● **Problem description**: From the listing below, copy every line with the word "knew".
:: Records supplied ::
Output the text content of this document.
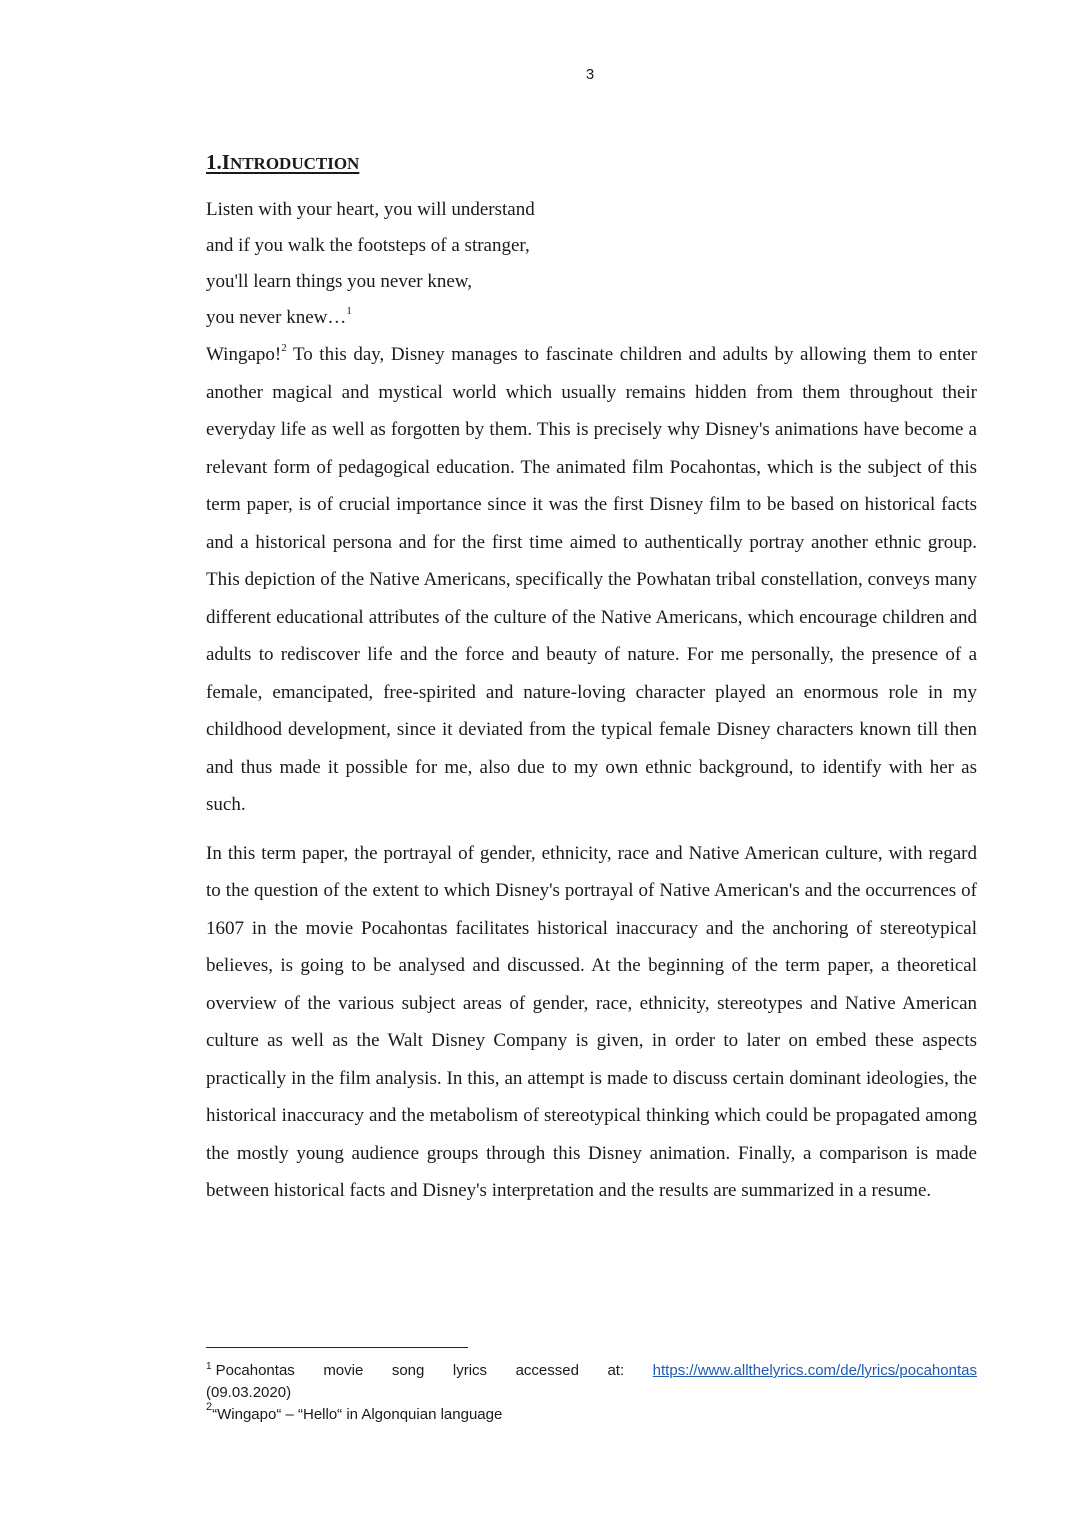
3
1.INTRODUCTION
Listen with your heart, you will understand
and if you walk the footsteps of a stranger,
you'll learn things you never knew,
you never knew…$^1$

Wingapo!$^2$ To this day, Disney manages to fascinate children and adults by allowing them to enter another magical and mystical world which usually remains hidden from them throughout their everyday life as well as forgotten by them. This is precisely why Disney's animations have become a relevant form of pedagogical education. The animated film Pocahontas, which is the subject of this term paper, is of crucial importance since it was the first Disney film to be based on historical facts and a historical persona and for the first time aimed to authentically portray another ethnic group. This depiction of the Native Americans, specifically the Powhatan tribal constellation, conveys many different educational attributes of the culture of the Native Americans, which encourage children and adults to rediscover life and the force and beauty of nature. For me personally, the presence of a female, emancipated, free-spirited and nature-loving character played an enormous role in my childhood development, since it deviated from the typical female Disney characters known till then and thus made it possible for me, also due to my own ethnic background, to identify with her as such.

In this term paper, the portrayal of gender, ethnicity, race and Native American culture, with regard to the question of the extent to which Disney's portrayal of Native American's and the occurrences of 1607 in the movie Pocahontas facilitates historical inaccuracy and the anchoring of stereotypical believes, is going to be analysed and discussed. At the beginning of the term paper, a theoretical overview of the various subject areas of gender, race, ethnicity, stereotypes and Native American culture as well as the Walt Disney Company is given, in order to later on embed these aspects practically in the film analysis. In this, an attempt is made to discuss certain dominant ideologies, the historical inaccuracy and the metabolism of stereotypical thinking which could be propagated among the mostly young audience groups through this Disney animation. Finally, a comparison is made between historical facts and Disney's interpretation and the results are summarized in a resume.

$^1$ Pocahontas movie song lyrics accessed at: https://www.allthelyrics.com/de/lyrics/pocahontas
(09.03.2020)
$^2$“Wingapo“ – “Hello“ in Algonquian language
:::
● **Solution to the exercise**:
you'll learn things you never knew,
you never knew…$^1$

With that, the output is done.